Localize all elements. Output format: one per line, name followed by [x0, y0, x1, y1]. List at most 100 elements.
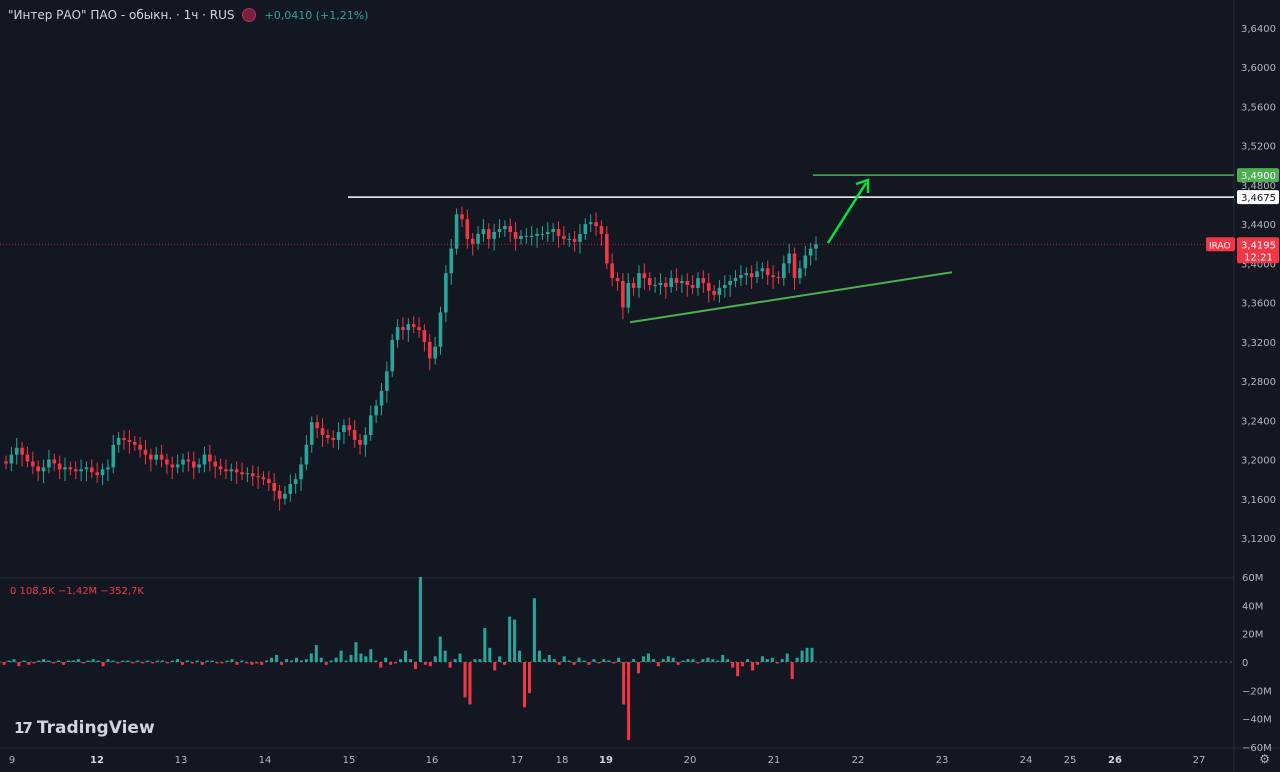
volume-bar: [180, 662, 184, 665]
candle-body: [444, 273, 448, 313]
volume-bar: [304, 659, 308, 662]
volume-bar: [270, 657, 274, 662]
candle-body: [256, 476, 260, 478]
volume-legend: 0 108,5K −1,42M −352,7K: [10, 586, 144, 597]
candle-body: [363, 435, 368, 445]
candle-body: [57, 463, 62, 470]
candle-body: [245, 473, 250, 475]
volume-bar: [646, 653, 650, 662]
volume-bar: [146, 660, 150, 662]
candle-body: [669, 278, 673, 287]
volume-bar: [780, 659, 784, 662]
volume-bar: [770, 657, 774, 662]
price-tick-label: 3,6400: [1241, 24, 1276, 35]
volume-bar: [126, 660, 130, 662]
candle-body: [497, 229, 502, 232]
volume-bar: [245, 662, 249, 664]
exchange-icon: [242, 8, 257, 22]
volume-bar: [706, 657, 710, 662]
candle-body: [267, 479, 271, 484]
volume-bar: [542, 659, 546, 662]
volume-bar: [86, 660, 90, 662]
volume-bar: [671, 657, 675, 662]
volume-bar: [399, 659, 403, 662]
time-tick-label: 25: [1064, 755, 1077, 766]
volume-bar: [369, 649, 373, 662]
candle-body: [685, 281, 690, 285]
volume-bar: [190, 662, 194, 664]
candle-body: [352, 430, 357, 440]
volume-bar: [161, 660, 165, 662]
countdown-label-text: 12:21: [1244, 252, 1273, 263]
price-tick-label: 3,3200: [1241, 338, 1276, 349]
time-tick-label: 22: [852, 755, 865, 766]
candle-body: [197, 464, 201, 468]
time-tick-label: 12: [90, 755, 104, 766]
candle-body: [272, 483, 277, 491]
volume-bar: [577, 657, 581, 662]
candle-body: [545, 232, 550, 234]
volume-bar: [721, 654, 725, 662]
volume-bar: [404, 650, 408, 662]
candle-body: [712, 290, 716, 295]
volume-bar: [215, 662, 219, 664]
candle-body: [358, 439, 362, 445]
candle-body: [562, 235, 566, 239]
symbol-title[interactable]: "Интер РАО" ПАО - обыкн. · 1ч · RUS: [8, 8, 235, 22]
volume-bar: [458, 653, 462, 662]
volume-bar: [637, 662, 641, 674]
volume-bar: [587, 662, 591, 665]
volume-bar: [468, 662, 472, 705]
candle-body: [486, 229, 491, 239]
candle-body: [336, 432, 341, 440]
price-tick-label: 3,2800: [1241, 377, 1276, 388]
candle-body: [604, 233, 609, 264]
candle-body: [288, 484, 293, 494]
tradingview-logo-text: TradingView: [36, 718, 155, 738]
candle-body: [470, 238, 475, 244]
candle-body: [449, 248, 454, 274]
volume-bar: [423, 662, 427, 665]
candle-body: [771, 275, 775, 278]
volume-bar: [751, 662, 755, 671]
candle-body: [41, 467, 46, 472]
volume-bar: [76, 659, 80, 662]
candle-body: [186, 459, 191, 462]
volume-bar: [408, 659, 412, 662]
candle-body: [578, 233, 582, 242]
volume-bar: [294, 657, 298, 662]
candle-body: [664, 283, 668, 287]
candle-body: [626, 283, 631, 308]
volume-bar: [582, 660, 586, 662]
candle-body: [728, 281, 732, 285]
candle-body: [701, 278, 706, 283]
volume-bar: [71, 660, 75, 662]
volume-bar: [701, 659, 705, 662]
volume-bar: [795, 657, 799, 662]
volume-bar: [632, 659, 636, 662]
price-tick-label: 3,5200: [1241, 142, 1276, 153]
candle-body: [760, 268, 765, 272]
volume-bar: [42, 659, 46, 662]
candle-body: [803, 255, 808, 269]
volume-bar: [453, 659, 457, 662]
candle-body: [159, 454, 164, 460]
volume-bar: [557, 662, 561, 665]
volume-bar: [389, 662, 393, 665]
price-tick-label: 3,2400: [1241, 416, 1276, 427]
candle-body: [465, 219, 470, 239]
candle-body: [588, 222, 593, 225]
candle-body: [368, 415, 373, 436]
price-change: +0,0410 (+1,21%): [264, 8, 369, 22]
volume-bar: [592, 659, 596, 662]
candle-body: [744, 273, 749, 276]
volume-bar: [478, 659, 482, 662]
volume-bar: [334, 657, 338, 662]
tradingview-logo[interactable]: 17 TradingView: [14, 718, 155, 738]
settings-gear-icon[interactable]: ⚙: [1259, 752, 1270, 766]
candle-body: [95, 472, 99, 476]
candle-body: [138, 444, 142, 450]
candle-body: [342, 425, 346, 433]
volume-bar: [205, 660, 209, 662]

--------------------------------------------------

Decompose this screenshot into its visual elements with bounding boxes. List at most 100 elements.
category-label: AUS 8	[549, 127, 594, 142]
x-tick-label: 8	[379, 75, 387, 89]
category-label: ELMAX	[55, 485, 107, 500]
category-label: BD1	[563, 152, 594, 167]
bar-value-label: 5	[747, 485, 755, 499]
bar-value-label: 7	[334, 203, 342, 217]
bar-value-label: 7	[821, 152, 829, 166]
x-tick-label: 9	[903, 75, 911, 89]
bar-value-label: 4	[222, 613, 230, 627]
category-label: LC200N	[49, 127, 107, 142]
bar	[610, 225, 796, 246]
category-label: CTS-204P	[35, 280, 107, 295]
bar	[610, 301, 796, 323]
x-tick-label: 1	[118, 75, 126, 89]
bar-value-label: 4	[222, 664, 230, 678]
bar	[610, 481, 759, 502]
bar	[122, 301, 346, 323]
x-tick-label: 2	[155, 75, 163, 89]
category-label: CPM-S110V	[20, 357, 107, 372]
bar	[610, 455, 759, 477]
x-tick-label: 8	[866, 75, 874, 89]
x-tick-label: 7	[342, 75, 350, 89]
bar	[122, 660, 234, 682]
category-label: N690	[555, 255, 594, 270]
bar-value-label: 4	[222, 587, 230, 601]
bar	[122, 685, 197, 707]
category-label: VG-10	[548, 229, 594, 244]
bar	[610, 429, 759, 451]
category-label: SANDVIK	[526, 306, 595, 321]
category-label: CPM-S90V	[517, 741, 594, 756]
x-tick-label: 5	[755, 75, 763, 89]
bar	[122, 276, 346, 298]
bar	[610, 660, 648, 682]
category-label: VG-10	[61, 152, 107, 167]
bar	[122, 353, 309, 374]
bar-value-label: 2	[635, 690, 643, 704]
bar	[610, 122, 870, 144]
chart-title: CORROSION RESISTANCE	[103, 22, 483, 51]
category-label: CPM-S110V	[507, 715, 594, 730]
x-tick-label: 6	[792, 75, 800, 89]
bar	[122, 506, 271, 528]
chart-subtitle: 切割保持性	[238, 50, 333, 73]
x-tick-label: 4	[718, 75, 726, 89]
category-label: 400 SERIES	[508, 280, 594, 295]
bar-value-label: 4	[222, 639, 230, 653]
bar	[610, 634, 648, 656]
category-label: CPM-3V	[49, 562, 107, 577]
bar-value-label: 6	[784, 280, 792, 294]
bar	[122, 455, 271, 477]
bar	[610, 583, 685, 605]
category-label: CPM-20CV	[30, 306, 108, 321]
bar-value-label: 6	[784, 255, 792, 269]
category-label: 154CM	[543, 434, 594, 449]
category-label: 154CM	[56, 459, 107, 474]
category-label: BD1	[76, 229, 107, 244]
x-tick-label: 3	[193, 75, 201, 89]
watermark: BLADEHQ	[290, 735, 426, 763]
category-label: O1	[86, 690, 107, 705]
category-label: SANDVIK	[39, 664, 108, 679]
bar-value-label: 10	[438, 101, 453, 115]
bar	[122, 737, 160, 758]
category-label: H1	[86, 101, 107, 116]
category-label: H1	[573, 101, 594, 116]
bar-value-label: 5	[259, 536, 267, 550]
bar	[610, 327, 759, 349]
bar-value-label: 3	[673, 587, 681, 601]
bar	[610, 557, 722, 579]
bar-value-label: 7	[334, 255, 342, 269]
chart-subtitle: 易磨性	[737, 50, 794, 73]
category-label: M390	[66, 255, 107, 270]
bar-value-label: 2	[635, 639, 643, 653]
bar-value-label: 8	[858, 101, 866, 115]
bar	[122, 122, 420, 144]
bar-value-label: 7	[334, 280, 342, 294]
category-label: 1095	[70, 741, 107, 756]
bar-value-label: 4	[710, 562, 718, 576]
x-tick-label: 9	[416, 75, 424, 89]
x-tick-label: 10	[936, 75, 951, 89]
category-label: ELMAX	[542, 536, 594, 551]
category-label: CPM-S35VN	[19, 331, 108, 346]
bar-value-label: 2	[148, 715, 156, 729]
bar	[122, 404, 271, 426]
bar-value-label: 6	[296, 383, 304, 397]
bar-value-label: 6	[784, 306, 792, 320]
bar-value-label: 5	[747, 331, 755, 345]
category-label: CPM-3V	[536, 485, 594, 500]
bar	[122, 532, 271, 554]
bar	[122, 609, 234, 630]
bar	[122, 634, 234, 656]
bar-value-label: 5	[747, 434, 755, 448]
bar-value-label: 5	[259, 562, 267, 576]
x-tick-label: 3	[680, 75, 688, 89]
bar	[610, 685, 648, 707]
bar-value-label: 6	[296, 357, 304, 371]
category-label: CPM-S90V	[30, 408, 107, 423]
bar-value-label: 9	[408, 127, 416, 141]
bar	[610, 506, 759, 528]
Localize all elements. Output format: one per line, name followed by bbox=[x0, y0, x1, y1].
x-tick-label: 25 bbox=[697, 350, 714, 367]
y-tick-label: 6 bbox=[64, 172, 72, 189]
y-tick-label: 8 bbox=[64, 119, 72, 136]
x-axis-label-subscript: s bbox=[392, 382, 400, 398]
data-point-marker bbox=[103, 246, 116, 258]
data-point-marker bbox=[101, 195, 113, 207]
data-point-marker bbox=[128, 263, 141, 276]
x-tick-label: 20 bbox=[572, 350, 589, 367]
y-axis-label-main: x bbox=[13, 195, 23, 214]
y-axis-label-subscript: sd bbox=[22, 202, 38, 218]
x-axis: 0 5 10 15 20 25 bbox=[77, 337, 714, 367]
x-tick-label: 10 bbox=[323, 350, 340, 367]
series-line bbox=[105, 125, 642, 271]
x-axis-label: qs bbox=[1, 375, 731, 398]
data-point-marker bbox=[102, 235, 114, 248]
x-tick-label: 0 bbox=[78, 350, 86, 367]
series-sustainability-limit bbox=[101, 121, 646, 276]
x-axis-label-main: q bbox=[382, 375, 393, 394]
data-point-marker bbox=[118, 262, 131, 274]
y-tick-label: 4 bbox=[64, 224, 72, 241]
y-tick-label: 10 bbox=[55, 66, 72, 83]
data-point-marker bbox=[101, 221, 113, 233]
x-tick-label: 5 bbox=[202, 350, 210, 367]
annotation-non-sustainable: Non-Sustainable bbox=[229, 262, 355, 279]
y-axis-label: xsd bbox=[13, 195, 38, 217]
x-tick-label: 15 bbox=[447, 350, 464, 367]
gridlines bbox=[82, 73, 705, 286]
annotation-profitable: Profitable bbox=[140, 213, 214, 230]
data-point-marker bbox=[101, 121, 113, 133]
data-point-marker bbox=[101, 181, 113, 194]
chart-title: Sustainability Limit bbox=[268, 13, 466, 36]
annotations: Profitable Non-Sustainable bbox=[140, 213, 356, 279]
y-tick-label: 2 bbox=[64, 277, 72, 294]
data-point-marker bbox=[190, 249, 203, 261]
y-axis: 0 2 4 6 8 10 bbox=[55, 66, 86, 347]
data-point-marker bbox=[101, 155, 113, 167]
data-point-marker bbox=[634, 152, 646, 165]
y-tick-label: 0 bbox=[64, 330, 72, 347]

--------------------------------------------------

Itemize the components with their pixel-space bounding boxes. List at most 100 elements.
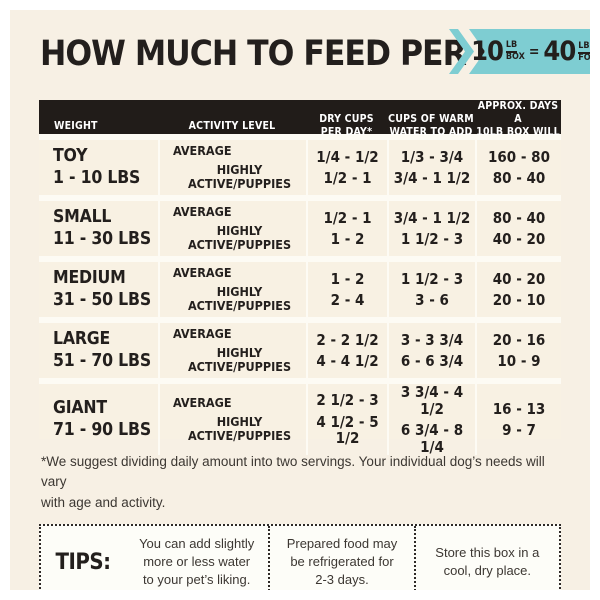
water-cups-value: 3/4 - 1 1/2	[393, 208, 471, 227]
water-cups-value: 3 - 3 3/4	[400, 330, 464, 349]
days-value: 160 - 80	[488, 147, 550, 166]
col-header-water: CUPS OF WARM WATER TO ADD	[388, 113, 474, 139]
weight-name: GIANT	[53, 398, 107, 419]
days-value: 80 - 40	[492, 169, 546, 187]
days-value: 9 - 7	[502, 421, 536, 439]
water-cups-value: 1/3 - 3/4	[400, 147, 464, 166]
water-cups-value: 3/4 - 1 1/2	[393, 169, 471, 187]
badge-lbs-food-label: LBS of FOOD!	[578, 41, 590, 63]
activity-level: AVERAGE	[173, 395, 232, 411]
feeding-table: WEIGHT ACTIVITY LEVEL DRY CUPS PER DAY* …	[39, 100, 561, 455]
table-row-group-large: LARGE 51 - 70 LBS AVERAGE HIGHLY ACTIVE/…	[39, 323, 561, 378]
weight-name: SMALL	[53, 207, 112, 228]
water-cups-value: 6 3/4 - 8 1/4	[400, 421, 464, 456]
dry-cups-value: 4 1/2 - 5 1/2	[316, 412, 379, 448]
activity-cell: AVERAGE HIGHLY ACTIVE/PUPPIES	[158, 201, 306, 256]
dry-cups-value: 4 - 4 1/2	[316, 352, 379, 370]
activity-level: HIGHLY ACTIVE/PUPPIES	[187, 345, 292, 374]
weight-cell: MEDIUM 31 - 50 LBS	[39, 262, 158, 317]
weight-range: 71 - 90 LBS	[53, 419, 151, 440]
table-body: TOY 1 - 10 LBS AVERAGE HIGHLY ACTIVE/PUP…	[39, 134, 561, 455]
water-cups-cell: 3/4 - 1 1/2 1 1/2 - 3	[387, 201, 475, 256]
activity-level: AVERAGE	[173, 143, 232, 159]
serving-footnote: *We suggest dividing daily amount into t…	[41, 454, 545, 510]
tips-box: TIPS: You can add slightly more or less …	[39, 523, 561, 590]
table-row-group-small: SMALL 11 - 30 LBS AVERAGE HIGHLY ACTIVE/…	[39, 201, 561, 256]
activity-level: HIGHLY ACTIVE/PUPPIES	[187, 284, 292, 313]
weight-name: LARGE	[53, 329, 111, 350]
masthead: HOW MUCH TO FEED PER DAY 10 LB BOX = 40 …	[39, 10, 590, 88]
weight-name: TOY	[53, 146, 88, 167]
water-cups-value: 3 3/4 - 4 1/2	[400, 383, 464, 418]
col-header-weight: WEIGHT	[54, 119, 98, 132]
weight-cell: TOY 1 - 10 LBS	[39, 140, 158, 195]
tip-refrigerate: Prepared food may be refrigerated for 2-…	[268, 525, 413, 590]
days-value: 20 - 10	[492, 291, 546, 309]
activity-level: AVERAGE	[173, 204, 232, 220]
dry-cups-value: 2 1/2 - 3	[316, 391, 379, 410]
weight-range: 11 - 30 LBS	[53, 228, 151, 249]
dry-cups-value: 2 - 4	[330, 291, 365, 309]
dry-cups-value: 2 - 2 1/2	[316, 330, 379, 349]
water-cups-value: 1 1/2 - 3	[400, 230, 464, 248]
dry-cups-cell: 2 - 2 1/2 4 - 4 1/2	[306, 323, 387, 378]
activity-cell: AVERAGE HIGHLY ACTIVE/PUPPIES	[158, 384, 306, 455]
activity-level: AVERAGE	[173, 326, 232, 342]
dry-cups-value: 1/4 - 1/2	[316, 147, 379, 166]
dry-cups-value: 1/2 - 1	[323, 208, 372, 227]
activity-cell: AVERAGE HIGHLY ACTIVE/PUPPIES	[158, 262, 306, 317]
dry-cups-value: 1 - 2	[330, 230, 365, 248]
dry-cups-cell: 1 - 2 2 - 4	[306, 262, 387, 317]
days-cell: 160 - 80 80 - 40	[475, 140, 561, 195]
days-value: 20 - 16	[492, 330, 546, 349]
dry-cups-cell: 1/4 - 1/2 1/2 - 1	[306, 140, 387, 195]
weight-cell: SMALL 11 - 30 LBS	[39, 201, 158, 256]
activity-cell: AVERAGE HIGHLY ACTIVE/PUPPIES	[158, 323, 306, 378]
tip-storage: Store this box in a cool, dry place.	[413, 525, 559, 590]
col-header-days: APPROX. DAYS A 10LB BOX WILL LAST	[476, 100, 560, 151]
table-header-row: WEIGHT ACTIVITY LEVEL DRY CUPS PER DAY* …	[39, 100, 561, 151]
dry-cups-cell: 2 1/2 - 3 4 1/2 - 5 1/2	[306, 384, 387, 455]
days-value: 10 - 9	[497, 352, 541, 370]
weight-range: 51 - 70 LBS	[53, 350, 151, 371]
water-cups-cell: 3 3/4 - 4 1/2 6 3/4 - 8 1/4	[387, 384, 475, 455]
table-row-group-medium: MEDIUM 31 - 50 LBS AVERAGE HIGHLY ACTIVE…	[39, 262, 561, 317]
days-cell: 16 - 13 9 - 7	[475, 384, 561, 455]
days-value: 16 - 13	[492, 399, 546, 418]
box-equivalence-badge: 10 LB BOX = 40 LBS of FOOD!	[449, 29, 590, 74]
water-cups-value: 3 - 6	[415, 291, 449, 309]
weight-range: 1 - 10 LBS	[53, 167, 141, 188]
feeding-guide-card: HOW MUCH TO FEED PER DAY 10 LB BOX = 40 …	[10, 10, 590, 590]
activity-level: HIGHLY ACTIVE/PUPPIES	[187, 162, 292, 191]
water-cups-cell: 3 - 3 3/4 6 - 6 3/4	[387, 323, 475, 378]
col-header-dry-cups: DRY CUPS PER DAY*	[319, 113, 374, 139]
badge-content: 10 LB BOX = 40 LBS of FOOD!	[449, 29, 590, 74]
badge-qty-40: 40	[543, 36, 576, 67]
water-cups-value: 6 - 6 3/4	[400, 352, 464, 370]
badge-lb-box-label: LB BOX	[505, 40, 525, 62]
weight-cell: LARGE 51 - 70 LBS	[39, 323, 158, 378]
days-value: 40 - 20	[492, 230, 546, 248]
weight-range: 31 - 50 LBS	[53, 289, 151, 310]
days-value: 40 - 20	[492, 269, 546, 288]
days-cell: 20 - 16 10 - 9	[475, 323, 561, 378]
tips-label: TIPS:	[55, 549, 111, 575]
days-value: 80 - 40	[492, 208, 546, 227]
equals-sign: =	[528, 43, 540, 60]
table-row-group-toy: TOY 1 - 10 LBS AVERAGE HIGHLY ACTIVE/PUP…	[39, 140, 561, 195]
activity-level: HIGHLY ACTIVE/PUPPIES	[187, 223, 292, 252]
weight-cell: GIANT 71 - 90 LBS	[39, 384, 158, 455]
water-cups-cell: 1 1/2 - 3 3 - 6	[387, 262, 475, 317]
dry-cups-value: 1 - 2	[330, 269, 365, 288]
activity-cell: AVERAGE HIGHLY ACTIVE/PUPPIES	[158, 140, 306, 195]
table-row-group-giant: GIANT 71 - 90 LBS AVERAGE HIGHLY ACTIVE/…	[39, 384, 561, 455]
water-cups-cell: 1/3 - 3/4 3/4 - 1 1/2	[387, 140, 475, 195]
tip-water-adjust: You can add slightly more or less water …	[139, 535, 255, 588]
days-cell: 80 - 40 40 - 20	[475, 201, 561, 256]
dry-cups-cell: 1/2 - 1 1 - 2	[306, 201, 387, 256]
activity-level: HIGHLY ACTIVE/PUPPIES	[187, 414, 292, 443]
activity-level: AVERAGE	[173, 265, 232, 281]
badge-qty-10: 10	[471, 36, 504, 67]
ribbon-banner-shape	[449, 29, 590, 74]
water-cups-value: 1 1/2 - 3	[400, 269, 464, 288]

--------------------------------------------------

Required work
Extract the records exactly, starting at the line that contains "Decompose this screenshot" and ending at the line that contains "101, 453, 115]", including both of those lines.

Written solution
Decompose this screenshot into its visual elements with bounding boxes. List at most 100 elements.
category-label: AUS 8	[549, 127, 594, 142]
x-tick-label: 8	[379, 75, 387, 89]
category-label: ELMAX	[55, 485, 107, 500]
category-label: BD1	[563, 152, 594, 167]
bar-value-label: 5	[747, 485, 755, 499]
bar-value-label: 7	[334, 203, 342, 217]
bar-value-label: 7	[821, 152, 829, 166]
x-tick-label: 9	[903, 75, 911, 89]
bar-value-label: 4	[222, 613, 230, 627]
category-label: LC200N	[49, 127, 107, 142]
bar	[610, 225, 796, 246]
category-label: CTS-204P	[35, 280, 107, 295]
bar	[610, 301, 796, 323]
x-tick-label: 1	[118, 75, 126, 89]
bar-value-label: 4	[222, 664, 230, 678]
bar	[610, 481, 759, 502]
bar	[122, 301, 346, 323]
x-tick-label: 2	[155, 75, 163, 89]
category-label: CPM-S110V	[20, 357, 107, 372]
bar	[610, 455, 759, 477]
x-tick-label: 8	[866, 75, 874, 89]
x-tick-label: 7	[342, 75, 350, 89]
bar	[122, 660, 234, 682]
category-label: N690	[555, 255, 594, 270]
bar-value-label: 4	[222, 587, 230, 601]
bar	[122, 685, 197, 707]
category-label: VG-10	[548, 229, 594, 244]
bar	[610, 429, 759, 451]
category-label: SANDVIK	[526, 306, 595, 321]
category-label: CPM-S90V	[517, 741, 594, 756]
x-tick-label: 5	[755, 75, 763, 89]
bar	[122, 276, 346, 298]
bar	[610, 660, 648, 682]
category-label: VG-10	[61, 152, 107, 167]
bar	[122, 353, 309, 374]
bar-value-label: 2	[635, 690, 643, 704]
bar	[610, 122, 870, 144]
chart-title: CORROSION RESISTANCE	[103, 22, 483, 51]
category-label: CPM-S110V	[507, 715, 594, 730]
x-tick-label: 6	[792, 75, 800, 89]
bar	[122, 506, 271, 528]
chart-subtitle: 切割保持性	[238, 50, 333, 73]
x-tick-label: 4	[718, 75, 726, 89]
category-label: 400 SERIES	[508, 280, 594, 295]
bar-value-label: 4	[222, 639, 230, 653]
bar	[610, 634, 648, 656]
category-label: CPM-3V	[49, 562, 107, 577]
bar-value-label: 6	[784, 280, 792, 294]
bar	[122, 455, 271, 477]
bar	[610, 583, 685, 605]
category-label: CPM-20CV	[30, 306, 108, 321]
bar-value-label: 6	[784, 255, 792, 269]
category-label: 154CM	[543, 434, 594, 449]
category-label: 154CM	[56, 459, 107, 474]
category-label: BD1	[76, 229, 107, 244]
x-tick-label: 3	[193, 75, 201, 89]
watermark: BLADEHQ	[290, 735, 426, 763]
category-label: O1	[86, 690, 107, 705]
category-label: SANDVIK	[39, 664, 108, 679]
bar-value-label: 10	[438, 101, 453, 115]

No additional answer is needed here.